----- MATERIAL SUPPLIED -----
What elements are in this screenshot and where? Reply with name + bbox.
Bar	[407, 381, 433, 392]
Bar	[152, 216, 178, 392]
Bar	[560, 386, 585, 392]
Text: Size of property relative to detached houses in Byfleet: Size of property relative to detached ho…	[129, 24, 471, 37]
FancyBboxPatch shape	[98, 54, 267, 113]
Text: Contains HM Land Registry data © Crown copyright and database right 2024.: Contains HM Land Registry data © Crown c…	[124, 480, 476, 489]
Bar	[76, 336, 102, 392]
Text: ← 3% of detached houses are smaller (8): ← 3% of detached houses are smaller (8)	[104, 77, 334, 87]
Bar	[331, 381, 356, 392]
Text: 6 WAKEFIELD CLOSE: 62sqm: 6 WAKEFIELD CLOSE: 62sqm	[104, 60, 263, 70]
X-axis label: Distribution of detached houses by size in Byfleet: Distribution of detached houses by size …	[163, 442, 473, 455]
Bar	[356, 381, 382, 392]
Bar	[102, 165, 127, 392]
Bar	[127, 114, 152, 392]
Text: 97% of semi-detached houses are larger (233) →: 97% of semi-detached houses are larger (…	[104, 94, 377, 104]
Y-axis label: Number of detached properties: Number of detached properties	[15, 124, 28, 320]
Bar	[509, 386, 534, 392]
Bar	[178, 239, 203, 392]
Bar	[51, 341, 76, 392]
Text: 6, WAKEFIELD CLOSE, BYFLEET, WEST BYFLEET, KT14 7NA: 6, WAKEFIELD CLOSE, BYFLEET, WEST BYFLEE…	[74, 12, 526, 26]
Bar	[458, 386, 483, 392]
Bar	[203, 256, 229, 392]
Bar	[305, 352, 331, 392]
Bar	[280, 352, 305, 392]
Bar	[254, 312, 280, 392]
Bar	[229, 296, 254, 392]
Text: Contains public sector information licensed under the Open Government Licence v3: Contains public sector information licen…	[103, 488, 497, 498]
-----
--- TO DO ---
Copy every one of the rows above, keeping each line unchanged.

--- THE REPLY ---
What elements are in this screenshot and where? Reply with name + bbox.
Bar	[407, 381, 433, 392]
Bar	[152, 216, 178, 392]
Bar	[560, 386, 585, 392]
Text: Size of property relative to detached houses in Byfleet: Size of property relative to detached ho…	[129, 24, 471, 37]
FancyBboxPatch shape	[98, 54, 267, 113]
Text: Contains HM Land Registry data © Crown copyright and database right 2024.: Contains HM Land Registry data © Crown c…	[124, 480, 476, 489]
Bar	[76, 336, 102, 392]
Text: ← 3% of detached houses are smaller (8): ← 3% of detached houses are smaller (8)	[104, 77, 334, 87]
Bar	[331, 381, 356, 392]
Text: 6 WAKEFIELD CLOSE: 62sqm: 6 WAKEFIELD CLOSE: 62sqm	[104, 60, 263, 70]
X-axis label: Distribution of detached houses by size in Byfleet: Distribution of detached houses by size …	[163, 442, 473, 455]
Bar	[356, 381, 382, 392]
Bar	[102, 165, 127, 392]
Bar	[127, 114, 152, 392]
Text: 97% of semi-detached houses are larger (233) →: 97% of semi-detached houses are larger (…	[104, 94, 377, 104]
Y-axis label: Number of detached properties: Number of detached properties	[15, 124, 28, 320]
Bar	[509, 386, 534, 392]
Bar	[178, 239, 203, 392]
Bar	[51, 341, 76, 392]
Text: 6, WAKEFIELD CLOSE, BYFLEET, WEST BYFLEET, KT14 7NA: 6, WAKEFIELD CLOSE, BYFLEET, WEST BYFLEE…	[74, 12, 526, 26]
Bar	[458, 386, 483, 392]
Bar	[203, 256, 229, 392]
Bar	[305, 352, 331, 392]
Bar	[280, 352, 305, 392]
Bar	[254, 312, 280, 392]
Bar	[229, 296, 254, 392]
Text: Contains public sector information licensed under the Open Government Licence v3: Contains public sector information licen…	[103, 488, 497, 498]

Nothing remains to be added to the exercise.